Task prompt:
All of the entries must be reproduced exactly, with no images carried over.

▽

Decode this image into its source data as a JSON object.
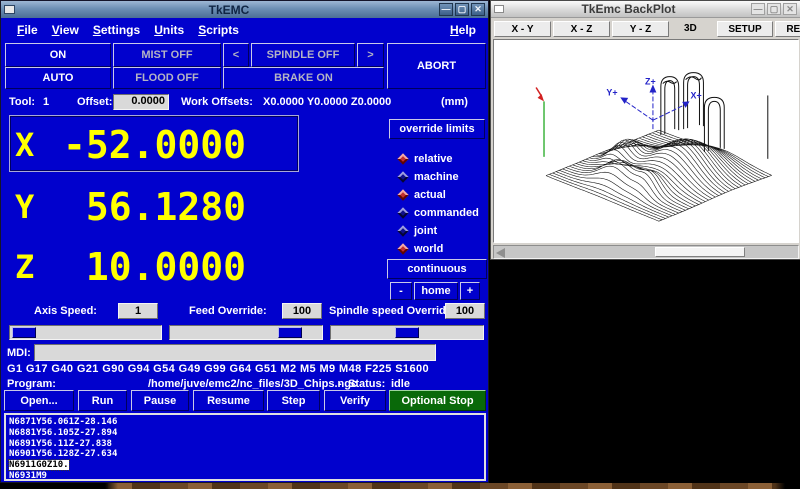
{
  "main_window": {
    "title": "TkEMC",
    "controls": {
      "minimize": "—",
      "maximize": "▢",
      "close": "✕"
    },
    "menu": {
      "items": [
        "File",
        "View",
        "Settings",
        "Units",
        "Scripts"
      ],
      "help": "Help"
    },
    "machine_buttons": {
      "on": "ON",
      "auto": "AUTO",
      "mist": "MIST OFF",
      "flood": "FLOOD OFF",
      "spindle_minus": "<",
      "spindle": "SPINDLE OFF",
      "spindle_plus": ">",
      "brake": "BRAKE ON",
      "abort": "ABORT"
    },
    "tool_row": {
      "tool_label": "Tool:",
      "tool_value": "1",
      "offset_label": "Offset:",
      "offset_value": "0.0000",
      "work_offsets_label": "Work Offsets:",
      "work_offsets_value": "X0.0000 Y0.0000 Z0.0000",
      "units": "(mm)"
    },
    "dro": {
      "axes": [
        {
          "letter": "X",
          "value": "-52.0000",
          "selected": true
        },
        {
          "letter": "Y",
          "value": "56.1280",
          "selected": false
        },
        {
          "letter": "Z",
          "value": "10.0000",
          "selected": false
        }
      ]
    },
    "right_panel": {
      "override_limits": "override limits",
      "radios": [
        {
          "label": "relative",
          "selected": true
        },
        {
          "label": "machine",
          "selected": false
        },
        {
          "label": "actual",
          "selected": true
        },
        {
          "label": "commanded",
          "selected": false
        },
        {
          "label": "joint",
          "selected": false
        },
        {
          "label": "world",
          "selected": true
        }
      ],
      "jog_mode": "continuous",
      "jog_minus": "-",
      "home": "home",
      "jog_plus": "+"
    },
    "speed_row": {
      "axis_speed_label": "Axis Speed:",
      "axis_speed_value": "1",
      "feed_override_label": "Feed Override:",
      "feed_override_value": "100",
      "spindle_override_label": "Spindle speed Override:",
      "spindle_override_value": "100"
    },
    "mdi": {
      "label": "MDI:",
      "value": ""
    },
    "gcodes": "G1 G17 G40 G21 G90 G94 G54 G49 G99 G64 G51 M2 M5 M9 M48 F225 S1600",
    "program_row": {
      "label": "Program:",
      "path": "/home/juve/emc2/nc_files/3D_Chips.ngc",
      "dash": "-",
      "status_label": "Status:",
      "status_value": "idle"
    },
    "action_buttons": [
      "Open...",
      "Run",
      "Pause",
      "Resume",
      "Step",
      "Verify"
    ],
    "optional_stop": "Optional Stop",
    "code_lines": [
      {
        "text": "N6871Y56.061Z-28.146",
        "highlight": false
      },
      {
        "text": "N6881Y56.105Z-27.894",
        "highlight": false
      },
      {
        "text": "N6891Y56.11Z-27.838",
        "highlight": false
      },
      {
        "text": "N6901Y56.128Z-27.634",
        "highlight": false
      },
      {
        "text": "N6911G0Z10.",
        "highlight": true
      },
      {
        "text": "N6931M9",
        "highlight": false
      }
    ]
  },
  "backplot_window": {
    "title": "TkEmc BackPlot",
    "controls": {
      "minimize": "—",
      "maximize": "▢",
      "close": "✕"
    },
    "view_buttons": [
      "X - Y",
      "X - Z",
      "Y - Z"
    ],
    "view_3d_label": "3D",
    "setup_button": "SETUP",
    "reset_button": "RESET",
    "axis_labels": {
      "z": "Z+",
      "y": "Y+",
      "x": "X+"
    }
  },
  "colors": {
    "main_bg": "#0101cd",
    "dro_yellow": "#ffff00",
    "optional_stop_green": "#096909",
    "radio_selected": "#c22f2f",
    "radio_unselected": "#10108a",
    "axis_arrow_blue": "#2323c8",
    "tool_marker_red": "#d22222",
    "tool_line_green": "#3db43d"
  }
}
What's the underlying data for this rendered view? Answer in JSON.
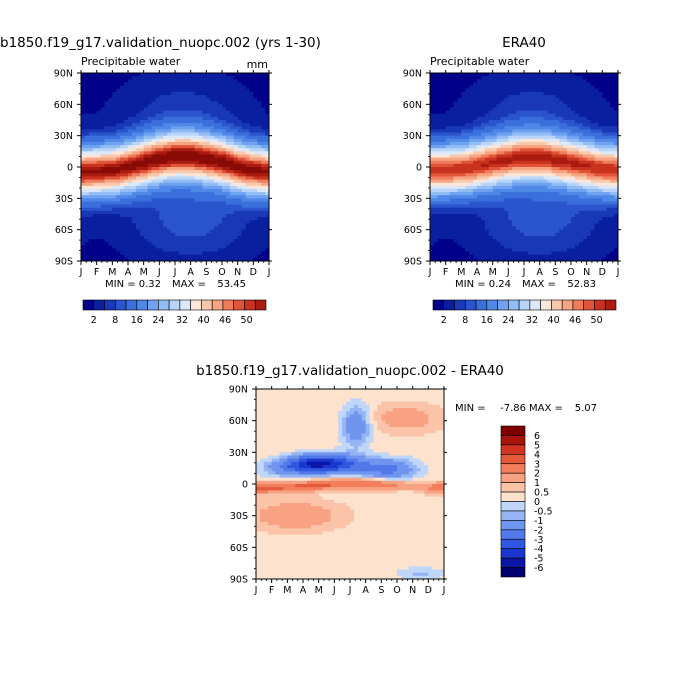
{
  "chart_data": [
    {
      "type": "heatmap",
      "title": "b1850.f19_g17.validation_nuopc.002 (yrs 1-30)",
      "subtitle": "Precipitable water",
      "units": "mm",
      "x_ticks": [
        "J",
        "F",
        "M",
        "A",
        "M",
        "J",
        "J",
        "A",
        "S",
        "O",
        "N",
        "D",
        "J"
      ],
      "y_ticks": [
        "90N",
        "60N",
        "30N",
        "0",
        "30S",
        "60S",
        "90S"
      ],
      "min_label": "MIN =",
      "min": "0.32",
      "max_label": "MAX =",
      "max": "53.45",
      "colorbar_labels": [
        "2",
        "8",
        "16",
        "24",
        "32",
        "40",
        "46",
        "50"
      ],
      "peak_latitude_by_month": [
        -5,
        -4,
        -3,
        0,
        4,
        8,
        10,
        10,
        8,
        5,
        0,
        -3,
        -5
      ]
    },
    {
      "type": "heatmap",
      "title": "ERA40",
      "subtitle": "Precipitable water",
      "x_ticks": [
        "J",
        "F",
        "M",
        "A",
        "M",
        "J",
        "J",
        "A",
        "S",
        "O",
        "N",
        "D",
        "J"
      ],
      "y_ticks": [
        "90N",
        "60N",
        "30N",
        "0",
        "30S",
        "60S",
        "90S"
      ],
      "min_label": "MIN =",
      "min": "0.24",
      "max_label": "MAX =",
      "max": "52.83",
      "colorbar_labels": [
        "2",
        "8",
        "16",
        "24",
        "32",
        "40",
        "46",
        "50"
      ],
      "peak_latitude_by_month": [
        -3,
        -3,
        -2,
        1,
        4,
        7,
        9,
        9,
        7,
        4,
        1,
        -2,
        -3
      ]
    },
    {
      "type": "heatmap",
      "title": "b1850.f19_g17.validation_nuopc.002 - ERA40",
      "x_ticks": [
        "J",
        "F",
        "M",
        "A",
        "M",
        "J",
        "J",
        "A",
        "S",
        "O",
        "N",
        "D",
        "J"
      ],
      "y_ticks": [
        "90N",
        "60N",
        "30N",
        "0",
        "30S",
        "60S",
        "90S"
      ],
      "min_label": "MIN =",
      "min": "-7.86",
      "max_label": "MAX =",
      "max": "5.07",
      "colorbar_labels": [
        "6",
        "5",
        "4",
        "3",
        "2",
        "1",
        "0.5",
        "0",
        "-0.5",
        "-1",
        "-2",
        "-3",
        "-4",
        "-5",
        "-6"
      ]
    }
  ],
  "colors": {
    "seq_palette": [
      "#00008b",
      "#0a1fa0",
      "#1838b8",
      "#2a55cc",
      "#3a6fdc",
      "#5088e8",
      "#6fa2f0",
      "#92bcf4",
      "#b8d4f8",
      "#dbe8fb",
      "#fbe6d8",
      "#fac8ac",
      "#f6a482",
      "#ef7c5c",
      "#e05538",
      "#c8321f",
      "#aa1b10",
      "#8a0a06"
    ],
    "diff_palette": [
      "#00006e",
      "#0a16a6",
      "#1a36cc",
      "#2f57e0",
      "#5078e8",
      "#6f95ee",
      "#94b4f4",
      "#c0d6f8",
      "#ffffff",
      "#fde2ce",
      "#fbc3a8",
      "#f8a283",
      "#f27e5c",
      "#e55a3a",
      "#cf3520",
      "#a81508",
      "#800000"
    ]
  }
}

△

Answer to the exercise:
Decode this image into its source data as a JSON object.
{
  "main_window": {
    "title": "TkEMC",
    "controls": {
      "minimize": "—",
      "maximize": "▢",
      "close": "✕"
    },
    "menu": {
      "items": [
        "File",
        "View",
        "Settings",
        "Units",
        "Scripts"
      ],
      "help": "Help"
    },
    "machine_buttons": {
      "on": "ON",
      "auto": "AUTO",
      "mist": "MIST OFF",
      "flood": "FLOOD OFF",
      "spindle_minus": "<",
      "spindle": "SPINDLE OFF",
      "spindle_plus": ">",
      "brake": "BRAKE ON",
      "abort": "ABORT"
    },
    "tool_row": {
      "tool_label": "Tool:",
      "tool_value": "1",
      "offset_label": "Offset:",
      "offset_value": "0.0000",
      "work_offsets_label": "Work Offsets:",
      "work_offsets_value": "X0.0000 Y0.0000 Z0.0000",
      "units": "(mm)"
    },
    "dro": {
      "axes": [
        {
          "letter": "X",
          "value": "-52.0000",
          "selected": true
        },
        {
          "letter": "Y",
          "value": "56.1280",
          "selected": false
        },
        {
          "letter": "Z",
          "value": "10.0000",
          "selected": false
        }
      ]
    },
    "right_panel": {
      "override_limits": "override limits",
      "radios": [
        {
          "label": "relative",
          "selected": true
        },
        {
          "label": "machine",
          "selected": false
        },
        {
          "label": "actual",
          "selected": true
        },
        {
          "label": "commanded",
          "selected": false
        },
        {
          "label": "joint",
          "selected": false
        },
        {
          "label": "world",
          "selected": true
        }
      ],
      "jog_mode": "continuous",
      "jog_minus": "-",
      "home": "home",
      "jog_plus": "+"
    },
    "speed_row": {
      "axis_speed_label": "Axis Speed:",
      "axis_speed_value": "1",
      "feed_override_label": "Feed Override:",
      "feed_override_value": "100",
      "spindle_override_label": "Spindle speed Override:",
      "spindle_override_value": "100"
    },
    "mdi": {
      "label": "MDI:",
      "value": ""
    },
    "gcodes": "G1 G17 G40 G21 G90 G94 G54 G49 G99 G64 G51 M2 M5 M9 M48 F225 S1600",
    "program_row": {
      "label": "Program:",
      "path": "/home/juve/emc2/nc_files/3D_Chips.ngc",
      "dash": "-",
      "status_label": "Status:",
      "status_value": "idle"
    },
    "action_buttons": [
      "Open...",
      "Run",
      "Pause",
      "Resume",
      "Step",
      "Verify"
    ],
    "optional_stop": "Optional Stop",
    "code_lines": [
      {
        "text": "N6871Y56.061Z-28.146",
        "highlight": false
      },
      {
        "text": "N6881Y56.105Z-27.894",
        "highlight": false
      },
      {
        "text": "N6891Y56.11Z-27.838",
        "highlight": false
      },
      {
        "text": "N6901Y56.128Z-27.634",
        "highlight": false
      },
      {
        "text": "N6911G0Z10.",
        "highlight": true
      },
      {
        "text": "N6931M9",
        "highlight": false
      }
    ]
  },
  "backplot_window": {
    "title": "TkEmc BackPlot",
    "controls": {
      "minimize": "—",
      "maximize": "▢",
      "close": "✕"
    },
    "view_buttons": [
      "X - Y",
      "X - Z",
      "Y - Z"
    ],
    "view_3d_label": "3D",
    "setup_button": "SETUP",
    "reset_button": "RESET",
    "axis_labels": {
      "z": "Z+",
      "y": "Y+",
      "x": "X+"
    }
  },
  "colors": {
    "main_bg": "#0101cd",
    "dro_yellow": "#ffff00",
    "optional_stop_green": "#096909",
    "radio_selected": "#c22f2f",
    "radio_unselected": "#10108a",
    "axis_arrow_blue": "#2323c8",
    "tool_marker_red": "#d22222",
    "tool_line_green": "#3db43d"
  }
}
What's the underlying data for this rendered view? Answer in JSON.
{
  "chart_data": [
    {
      "type": "heatmap",
      "title": "b1850.f19_g17.validation_nuopc.002 (yrs 1-30)",
      "subtitle": "Precipitable water",
      "units": "mm",
      "x_ticks": [
        "J",
        "F",
        "M",
        "A",
        "M",
        "J",
        "J",
        "A",
        "S",
        "O",
        "N",
        "D",
        "J"
      ],
      "y_ticks": [
        "90N",
        "60N",
        "30N",
        "0",
        "30S",
        "60S",
        "90S"
      ],
      "min_label": "MIN =",
      "min": "0.32",
      "max_label": "MAX =",
      "max": "53.45",
      "colorbar_labels": [
        "2",
        "8",
        "16",
        "24",
        "32",
        "40",
        "46",
        "50"
      ],
      "peak_latitude_by_month": [
        -5,
        -4,
        -3,
        0,
        4,
        8,
        10,
        10,
        8,
        5,
        0,
        -3,
        -5
      ]
    },
    {
      "type": "heatmap",
      "title": "ERA40",
      "subtitle": "Precipitable water",
      "x_ticks": [
        "J",
        "F",
        "M",
        "A",
        "M",
        "J",
        "J",
        "A",
        "S",
        "O",
        "N",
        "D",
        "J"
      ],
      "y_ticks": [
        "90N",
        "60N",
        "30N",
        "0",
        "30S",
        "60S",
        "90S"
      ],
      "min_label": "MIN =",
      "min": "0.24",
      "max_label": "MAX =",
      "max": "52.83",
      "colorbar_labels": [
        "2",
        "8",
        "16",
        "24",
        "32",
        "40",
        "46",
        "50"
      ],
      "peak_latitude_by_month": [
        -3,
        -3,
        -2,
        1,
        4,
        7,
        9,
        9,
        7,
        4,
        1,
        -2,
        -3
      ]
    },
    {
      "type": "heatmap",
      "title": "b1850.f19_g17.validation_nuopc.002 - ERA40",
      "x_ticks": [
        "J",
        "F",
        "M",
        "A",
        "M",
        "J",
        "J",
        "A",
        "S",
        "O",
        "N",
        "D",
        "J"
      ],
      "y_ticks": [
        "90N",
        "60N",
        "30N",
        "0",
        "30S",
        "60S",
        "90S"
      ],
      "min_label": "MIN =",
      "min": "-7.86",
      "max_label": "MAX =",
      "max": "5.07",
      "colorbar_labels": [
        "6",
        "5",
        "4",
        "3",
        "2",
        "1",
        "0.5",
        "0",
        "-0.5",
        "-1",
        "-2",
        "-3",
        "-4",
        "-5",
        "-6"
      ]
    }
  ],
  "colors": {
    "seq_palette": [
      "#00008b",
      "#0a1fa0",
      "#1838b8",
      "#2a55cc",
      "#3a6fdc",
      "#5088e8",
      "#6fa2f0",
      "#92bcf4",
      "#b8d4f8",
      "#dbe8fb",
      "#fbe6d8",
      "#fac8ac",
      "#f6a482",
      "#ef7c5c",
      "#e05538",
      "#c8321f",
      "#aa1b10",
      "#8a0a06"
    ],
    "diff_palette": [
      "#00006e",
      "#0a16a6",
      "#1a36cc",
      "#2f57e0",
      "#5078e8",
      "#6f95ee",
      "#94b4f4",
      "#c0d6f8",
      "#ffffff",
      "#fde2ce",
      "#fbc3a8",
      "#f8a283",
      "#f27e5c",
      "#e55a3a",
      "#cf3520",
      "#a81508",
      "#800000"
    ]
  }
}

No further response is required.